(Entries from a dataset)
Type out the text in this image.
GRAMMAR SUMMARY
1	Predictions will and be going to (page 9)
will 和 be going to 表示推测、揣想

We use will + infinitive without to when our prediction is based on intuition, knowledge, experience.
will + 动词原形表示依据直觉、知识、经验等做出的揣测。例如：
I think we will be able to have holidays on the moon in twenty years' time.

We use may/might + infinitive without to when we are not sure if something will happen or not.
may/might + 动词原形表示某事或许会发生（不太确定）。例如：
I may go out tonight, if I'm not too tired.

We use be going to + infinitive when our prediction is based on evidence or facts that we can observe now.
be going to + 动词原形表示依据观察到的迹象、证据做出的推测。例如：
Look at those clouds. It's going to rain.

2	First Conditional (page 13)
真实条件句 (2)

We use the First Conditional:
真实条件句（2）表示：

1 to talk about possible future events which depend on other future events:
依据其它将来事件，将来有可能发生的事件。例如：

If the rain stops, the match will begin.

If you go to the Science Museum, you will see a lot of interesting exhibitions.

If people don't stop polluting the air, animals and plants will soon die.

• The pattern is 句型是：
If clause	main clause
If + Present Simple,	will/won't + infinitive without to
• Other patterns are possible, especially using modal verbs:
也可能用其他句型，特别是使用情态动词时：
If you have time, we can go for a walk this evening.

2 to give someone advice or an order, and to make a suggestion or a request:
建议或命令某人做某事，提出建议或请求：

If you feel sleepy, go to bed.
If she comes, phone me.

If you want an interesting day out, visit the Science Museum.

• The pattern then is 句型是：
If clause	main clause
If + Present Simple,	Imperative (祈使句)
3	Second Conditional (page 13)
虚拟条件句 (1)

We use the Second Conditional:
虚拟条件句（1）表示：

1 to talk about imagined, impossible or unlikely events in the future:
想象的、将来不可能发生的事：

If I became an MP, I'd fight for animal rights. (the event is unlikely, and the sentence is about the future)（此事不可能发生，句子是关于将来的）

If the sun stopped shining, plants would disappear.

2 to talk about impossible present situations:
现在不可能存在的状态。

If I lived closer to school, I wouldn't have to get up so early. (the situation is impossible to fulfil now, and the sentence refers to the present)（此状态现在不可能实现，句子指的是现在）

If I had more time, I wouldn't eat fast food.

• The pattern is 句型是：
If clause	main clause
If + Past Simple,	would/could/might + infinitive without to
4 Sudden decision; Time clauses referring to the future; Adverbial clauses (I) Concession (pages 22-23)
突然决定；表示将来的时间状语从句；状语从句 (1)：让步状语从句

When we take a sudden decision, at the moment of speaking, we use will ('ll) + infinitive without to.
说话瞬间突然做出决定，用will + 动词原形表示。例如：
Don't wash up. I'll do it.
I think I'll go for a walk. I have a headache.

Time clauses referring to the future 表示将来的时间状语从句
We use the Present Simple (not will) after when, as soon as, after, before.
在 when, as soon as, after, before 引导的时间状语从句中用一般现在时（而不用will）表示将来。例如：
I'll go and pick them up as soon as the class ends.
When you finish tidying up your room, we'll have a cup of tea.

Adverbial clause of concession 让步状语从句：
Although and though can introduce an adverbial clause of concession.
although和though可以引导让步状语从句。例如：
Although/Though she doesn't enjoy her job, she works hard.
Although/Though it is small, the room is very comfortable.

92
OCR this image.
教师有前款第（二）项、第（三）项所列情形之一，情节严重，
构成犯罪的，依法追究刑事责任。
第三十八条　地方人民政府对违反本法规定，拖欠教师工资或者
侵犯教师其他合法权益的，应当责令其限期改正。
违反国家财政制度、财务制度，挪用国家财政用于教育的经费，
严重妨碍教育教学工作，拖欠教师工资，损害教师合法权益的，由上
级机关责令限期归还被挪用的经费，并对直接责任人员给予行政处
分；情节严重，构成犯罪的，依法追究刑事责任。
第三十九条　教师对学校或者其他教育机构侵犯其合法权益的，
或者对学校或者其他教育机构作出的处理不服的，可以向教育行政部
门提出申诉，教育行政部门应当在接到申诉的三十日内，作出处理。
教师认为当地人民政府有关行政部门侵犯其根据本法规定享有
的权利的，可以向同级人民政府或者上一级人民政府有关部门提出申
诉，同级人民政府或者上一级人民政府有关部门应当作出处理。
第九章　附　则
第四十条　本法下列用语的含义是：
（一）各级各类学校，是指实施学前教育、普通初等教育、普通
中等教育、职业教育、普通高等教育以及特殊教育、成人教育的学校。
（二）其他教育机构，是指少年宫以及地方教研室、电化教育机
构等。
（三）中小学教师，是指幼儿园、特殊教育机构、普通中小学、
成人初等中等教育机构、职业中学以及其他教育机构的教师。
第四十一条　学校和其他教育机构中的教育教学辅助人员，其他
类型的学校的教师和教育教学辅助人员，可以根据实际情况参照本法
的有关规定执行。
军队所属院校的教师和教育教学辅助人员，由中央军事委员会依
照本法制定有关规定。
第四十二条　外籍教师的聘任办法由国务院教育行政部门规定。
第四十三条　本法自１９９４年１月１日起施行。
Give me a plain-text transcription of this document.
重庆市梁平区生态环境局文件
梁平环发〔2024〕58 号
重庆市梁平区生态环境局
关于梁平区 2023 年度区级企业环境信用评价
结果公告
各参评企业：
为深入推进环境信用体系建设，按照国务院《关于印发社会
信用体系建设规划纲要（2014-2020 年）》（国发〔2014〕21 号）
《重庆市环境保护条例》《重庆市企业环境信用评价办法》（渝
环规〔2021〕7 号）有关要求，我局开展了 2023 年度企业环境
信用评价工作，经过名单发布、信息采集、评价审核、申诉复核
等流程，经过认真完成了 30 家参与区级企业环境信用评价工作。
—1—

Set problem:
Print all the data exactly.

Output below:
Type out the text in this image.
GRAMMAR SUMMARY
1	Predictions will and be going to (page 9)
will 和 be going to 表示推测、揣想

We use will + infinitive without to when our prediction is based on intuition, knowledge, experience.
will + 动词原形表示依据直觉、知识、经验等做出的揣测。例如：
I think we will be able to have holidays on the moon in twenty years' time.

We use may/might + infinitive without to when we are not sure if something will happen or not.
may/might + 动词原形表示某事或许会发生（不太确定）。例如：
I may go out tonight, if I'm not too tired.

We use be going to + infinitive when our prediction is based on evidence or facts that we can observe now.
be going to + 动词原形表示依据观察到的迹象、证据做出的推测。例如：
Look at those clouds. It's going to rain.

2	First Conditional (page 13)
真实条件句 (2)

We use the First Conditional:
真实条件句（2）表示：

1 to talk about possible future events which depend on other future events:
依据其它将来事件，将来有可能发生的事件。例如：

If the rain stops, the match will begin.

If you go to the Science Museum, you will see a lot of interesting exhibitions.

If people don't stop polluting the air, animals and plants will soon die.

• The pattern is 句型是：
If clause	main clause
If + Present Simple,	will/won't + infinitive without to
• Other patterns are possible, especially using modal verbs:
也可能用其他句型，特别是使用情态动词时：
If you have time, we can go for a walk this evening.

2 to give someone advice or an order, and to make a suggestion or a request:
建议或命令某人做某事，提出建议或请求：

If you feel sleepy, go to bed.
If she comes, phone me.

If you want an interesting day out, visit the Science Museum.

• The pattern then is 句型是：
If clause	main clause
If + Present Simple,	Imperative (祈使句)
3	Second Conditional (page 13)
虚拟条件句 (1)

We use the Second Conditional:
虚拟条件句（1）表示：

1 to talk about imagined, impossible or unlikely events in the future:
想象的、将来不可能发生的事：

If I became an MP, I'd fight for animal rights. (the event is unlikely, and the sentence is about the future)（此事不可能发生，句子是关于将来的）

If the sun stopped shining, plants would disappear.

2 to talk about impossible present situations:
现在不可能存在的状态。

If I lived closer to school, I wouldn't have to get up so early. (the situation is impossible to fulfil now, and the sentence refers to the present)（此状态现在不可能实现，句子指的是现在）

If I had more time, I wouldn't eat fast food.

• The pattern is 句型是：
If clause	main clause
If + Past Simple,	would/could/might + infinitive without to
4 Sudden decision; Time clauses referring to the future; Adverbial clauses (I) Concession (pages 22-23)
突然决定；表示将来的时间状语从句；状语从句 (1)：让步状语从句

When we take a sudden decision, at the moment of speaking, we use will ('ll) + infinitive without to.
说话瞬间突然做出决定，用will + 动词原形表示。例如：
Don't wash up. I'll do it.
I think I'll go for a walk. I have a headache.

Time clauses referring to the future 表示将来的时间状语从句
We use the Present Simple (not will) after when, as soon as, after, before.
在 when, as soon as, after, before 引导的时间状语从句中用一般现在时（而不用will）表示将来。例如：
I'll go and pick them up as soon as the class ends.
When you finish tidying up your room, we'll have a cup of tea.

Adverbial clause of concession 让步状语从句：
Although and though can introduce an adverbial clause of concession.
although和though可以引导让步状语从句。例如：
Although/Though she doesn't enjoy her job, she works hard.
Although/Though it is small, the room is very comfortable.

92
OCR this image.
教师有前款第（二）项、第（三）项所列情形之一，情节严重，
构成犯罪的，依法追究刑事责任。
第三十八条　地方人民政府对违反本法规定，拖欠教师工资或者
侵犯教师其他合法权益的，应当责令其限期改正。
违反国家财政制度、财务制度，挪用国家财政用于教育的经费，
严重妨碍教育教学工作，拖欠教师工资，损害教师合法权益的，由上
级机关责令限期归还被挪用的经费，并对直接责任人员给予行政处
分；情节严重，构成犯罪的，依法追究刑事责任。
第三十九条　教师对学校或者其他教育机构侵犯其合法权益的，
或者对学校或者其他教育机构作出的处理不服的，可以向教育行政部
门提出申诉，教育行政部门应当在接到申诉的三十日内，作出处理。
教师认为当地人民政府有关行政部门侵犯其根据本法规定享有
的权利的，可以向同级人民政府或者上一级人民政府有关部门提出申
诉，同级人民政府或者上一级人民政府有关部门应当作出处理。
第九章　附　则
第四十条　本法下列用语的含义是：
（一）各级各类学校，是指实施学前教育、普通初等教育、普通
中等教育、职业教育、普通高等教育以及特殊教育、成人教育的学校。
（二）其他教育机构，是指少年宫以及地方教研室、电化教育机
构等。
（三）中小学教师，是指幼儿园、特殊教育机构、普通中小学、
成人初等中等教育机构、职业中学以及其他教育机构的教师。
第四十一条　学校和其他教育机构中的教育教学辅助人员，其他
类型的学校的教师和教育教学辅助人员，可以根据实际情况参照本法
的有关规定执行。
军队所属院校的教师和教育教学辅助人员，由中央军事委员会依
照本法制定有关规定。
第四十二条　外籍教师的聘任办法由国务院教育行政部门规定。
第四十三条　本法自１９９４年１月１日起施行。
Give me a plain-text transcription of this document.
重庆市梁平区生态环境局文件
梁平环发〔2024〕58 号
重庆市梁平区生态环境局
关于梁平区 2023 年度区级企业环境信用评价
结果公告
各参评企业：
为深入推进环境信用体系建设，按照国务院《关于印发社会
信用体系建设规划纲要（2014-2020 年）》（国发〔2014〕21 号）
《重庆市环境保护条例》《重庆市企业环境信用评价办法》（渝
环规〔2021〕7 号）有关要求，我局开展了 2023 年度企业环境
信用评价工作，经过名单发布、信息采集、评价审核、申诉复核
等流程，经过认真完成了 30 家参与区级企业环境信用评价工作。
—1—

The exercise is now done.